Ceux qui, comme moi, militent contre les guerres apparemment interminables de l’Amérique se demandaient pourquoi le sujet méritait si peu de discussions, d’attention ou de protestations. Était-ce parce que la guerre contre le terrorisme, qui se propageait encore, demeurait entourée du secret gouvernemental ? Le manque de couverture médiatique de ce que l’Amérique faisait à l’étranger était-il à blâmer ? Ou était-ce simplement que la plupart des Américains ne se souciaient pas de ce qui se passait au-delà de l’Atlantique ? Si vous me l’aviez demandé il y a deux ans, je vous aurais répondu « pour toutes ces raisons ». Maintenant, je n’en suis plus si sûr.
Après les énormes manifestations de 2003 contre l’invasion de l’Irak, le mouvement anti-guerre a disparu presque aussi soudainement qu’il avait commencé, certains le déclarant même ouvertement mort. Les critiques ont noté l’absence à long terme de protestations importantes contre ces guerres, l’absence de volonté politique au Congrès pour y faire face et, en fin de compte, l’apathie sur les questions de guerre et de paix par rapport à des questions comme les soins de santé, le contrôle des armes, ou même, plus récemment, le changement climatique.
Les pessimistes ont eu raison de souligner qu’aucune de la pléthore de marches sur Washington, depuis l’élection de Donald Trump, n’a montré le moindre intérêt pour les guerres stériles lancées par les États-Unis. Ils ont certainement raison de se demander pourquoi le Congrès, qui a l’obligation constitutionnelle de déclarer la guerre, a jusqu’à récemment permis aux présidents Barack Obama et Donald Trump de faire la guerre comme ils le souhaitaient, sans même lui demander son avis. Ils ont raison de se sentir nerveux lorsqu’un sondage national montre que ceux qui pensent que nous menons une guerre en Iran (ce qui n’est pas le cas) sont plus nombreux que ceux qui pensent que nous menons une guerre en Somalie (ce qui est le cas).

Consigne: Dans le texte sur le mouvement anti-guerre, pourquoi les pessimistes ont-ils raison de se sentir nerveux face au sondage national évoqué ? Répondez en une à trois phrases.

Entrées d'annotation spatiale

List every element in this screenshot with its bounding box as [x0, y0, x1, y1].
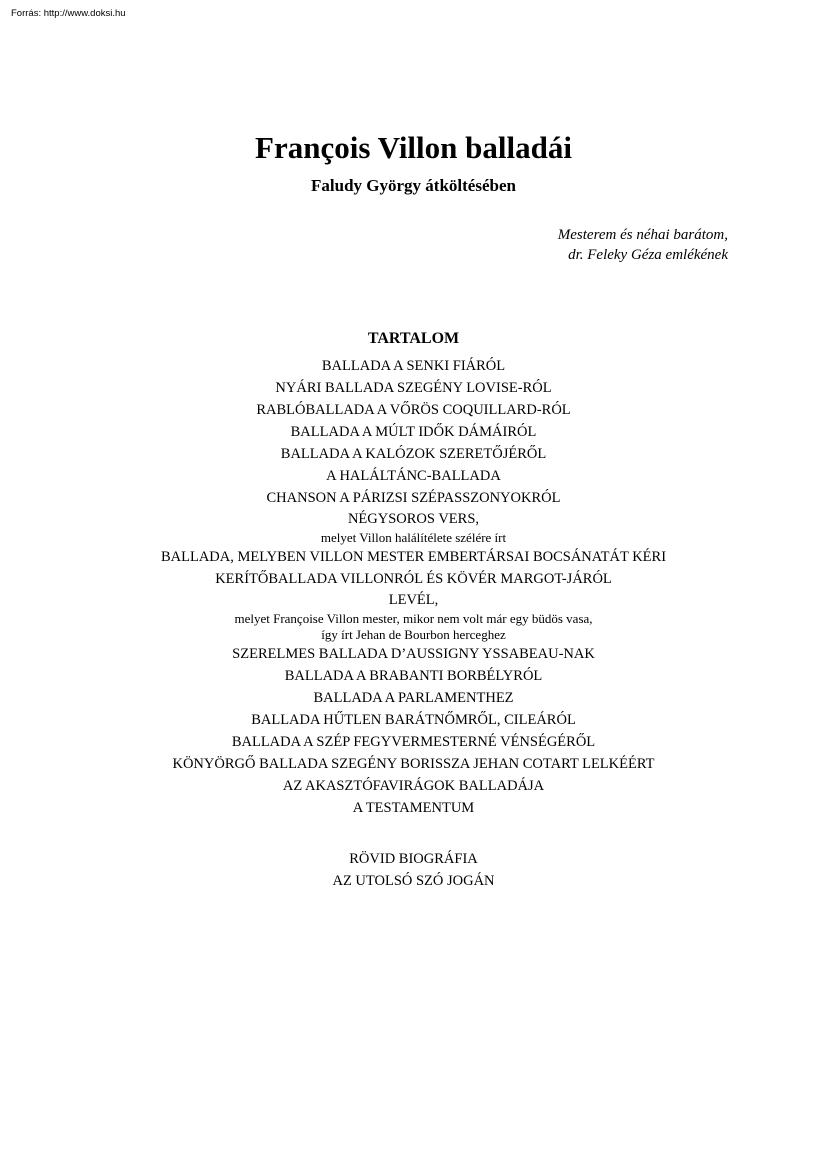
toc-item-note: melyet Villon halálítélete szélére írt	[320, 530, 507, 545]
toc-item-note: melyet Françoise Villon mester, mikor nem volt már egy büdös vasa,	[234, 611, 593, 626]
document-title: François Villon balladái	[255, 130, 572, 165]
toc-item	[0, 590, 827, 643]
table-of-contents-appendix	[0, 848, 827, 892]
toc-item-title: LEVÉL,	[388, 592, 439, 608]
toc-item: RABLÓBALLADA A VŐRÖS COQUILLARD-RÓL	[256, 402, 571, 418]
toc-item: BALLADA, MELYBEN VILLON MESTER EMBERTÁRSAI BOCSÁNATÁT KÉRI	[160, 549, 667, 565]
toc-item: BALLADA A BRABANTI BORBÉLYRÓL	[284, 668, 543, 684]
toc-item-title: NÉGYSOROS VERS,	[347, 511, 480, 527]
toc-item: BALLADA A SZÉP FEGYVERMESTERNÉ VÉNSÉGÉRŐL	[231, 734, 596, 750]
toc-item: BALLADA A SENKI FIÁRÓL	[321, 358, 506, 374]
toc-item: KÖNYÖRGŐ BALLADA SZEGÉNY BORISSZA JEHAN COTART LELKÉÉRT	[172, 756, 655, 772]
document-subtitle: Faludy György átköltésében	[311, 176, 516, 195]
toc-item: BALLADA A PARLAMENTHEZ	[313, 690, 514, 706]
toc-heading: TARTALOM	[367, 330, 460, 347]
toc-item: CHANSON A PÁRIZSI SZÉPASSZONYOKRÓL	[266, 490, 561, 506]
toc-item: A TESTAMENTUM	[352, 800, 475, 816]
dedication	[558, 225, 728, 265]
toc-item	[0, 509, 827, 546]
dedication-line: Mesterem és néhai barátom,	[557, 227, 728, 243]
toc-item: BALLADA HŰTLEN BARÁTNŐMRŐL, CILEÁRÓL	[251, 712, 576, 728]
toc-item-note: így írt Jehan de Bourbon herceghez	[321, 627, 506, 642]
toc-item: RÖVID BIOGRÁFIA	[349, 851, 478, 867]
toc-item: BALLADA A MÚLT IDŐK DÁMÁIRÓL	[290, 424, 537, 440]
toc-item: AZ AKASZTÓFAVIRÁGOK BALLADÁJA	[282, 778, 545, 794]
toc-item: NYÁRI BALLADA SZEGÉNY LOVISE-RÓL	[275, 380, 552, 396]
dedication-line: dr. Feleky Géza emlékének	[568, 247, 728, 263]
table-of-contents	[0, 355, 827, 819]
toc-item: AZ UTOLSÓ SZÓ JOGÁN	[332, 873, 495, 889]
source-label: Forrás: http://www.doksi.hu	[11, 8, 126, 19]
toc-item: SZERELMES BALLADA D’AUSSIGNY YSSABEAU-NAK	[232, 646, 595, 662]
toc-item: KERÍTŐBALLADA VILLONRÓL ÉS KÖVÉR MARGOT-JÁRÓL	[215, 571, 612, 587]
toc-item: BALLADA A KALÓZOK SZERETŐJÉRŐL	[280, 446, 547, 462]
toc-item: A HALÁLTÁNC-BALLADA	[326, 468, 501, 484]
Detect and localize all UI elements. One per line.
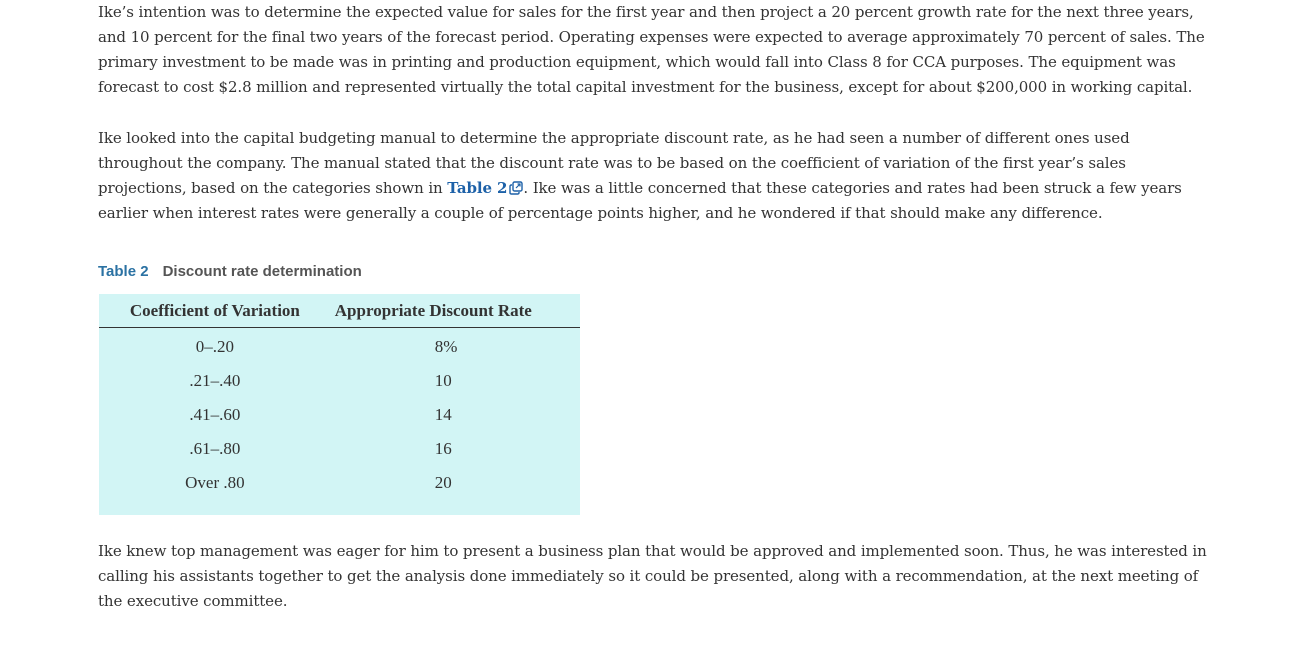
table-caption — [98, 263, 362, 280]
table-row — [99, 328, 580, 365]
cell-rate: 8% — [434, 337, 458, 356]
discount-rate-table — [99, 294, 580, 500]
cell-coefficient: .41–.60 — [189, 405, 241, 424]
cell-coefficient: .61–.80 — [189, 439, 241, 458]
cell-coefficient: .21–.40 — [189, 371, 241, 390]
cell-rate: 20 — [434, 473, 452, 492]
cell-rate: 10 — [434, 371, 452, 390]
cell-rate: 14 — [434, 405, 452, 424]
paragraph-business-plan: Ike knew top management was eager for him to present a business plan that would be approved and implemented soon. Thus, he was interested in calling his assistants together to get the analysis done immediately so it could be presented, along with a recommendation, at the next meeting of the executive committee. — [98, 542, 1207, 610]
discount-rate-table-container — [99, 294, 580, 515]
table-header-row — [99, 294, 580, 328]
header-coefficient-of-variation: Coefficient of Variation — [99, 294, 331, 328]
table-row — [99, 364, 580, 398]
paragraph-discount-rate-continued: . Ike was a little concerned that these categories and rates had been struck a few years earlier when interest rates were generally a couple of percentage points higher, and he wondered if that should make any difference. — [98, 179, 1182, 222]
cell-coefficient: Over .80 — [185, 473, 245, 492]
cell-rate: 16 — [434, 439, 452, 458]
header-appropriate-discount-rate: Appropriate Discount Rate — [331, 294, 580, 328]
cell-coefficient: 0–.20 — [195, 337, 235, 356]
paragraph-discount-rate — [98, 126, 1213, 226]
table-caption-number: Table 2 — [98, 263, 149, 280]
paragraph-intention: Ike’s intention was to determine the expected value for sales for the first year and then project a 20 percent growth rate for the next three years, and 10 percent for the final two years of the forecast period. Operating expenses were expected to average approximately 70 percent of sales. The primary investment to be made was in printing and production equipment, which would fall into Class 8 for CCA purposes. The equipment was forecast to cost $2.8 million and represented virtually the total capital investment for the business, except for about $200,000 in working capital. — [98, 3, 1205, 96]
table-caption-title: Discount rate determination — [162, 263, 362, 280]
table-row — [99, 466, 580, 500]
table-row — [99, 398, 580, 432]
external-link-icon[interactable] — [509, 178, 523, 192]
table-row — [99, 432, 580, 466]
table-2-link[interactable]: Table 2 — [447, 179, 508, 197]
paragraph-discount-rate-text: Ike looked into the capital budgeting manual to determine the appropriate discount rate, as he had seen a number of different ones used throughout the company. The manual stated that the discount rate was to be based on the coefficient of variation of the first year’s sales projections, based on the categories shown in — [98, 129, 1130, 197]
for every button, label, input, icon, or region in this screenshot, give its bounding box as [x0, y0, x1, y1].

Réponse attendue: Ce sondage montre que les personnes qui pensent que les États-Unis mènent une guerre en Iran, ce qui n'est pas le cas, sont plus nombreuses que celles qui pensent qu'ils en mènent une en Somalie. Or c'est bien en Somalie qu'ils mènent une guerre.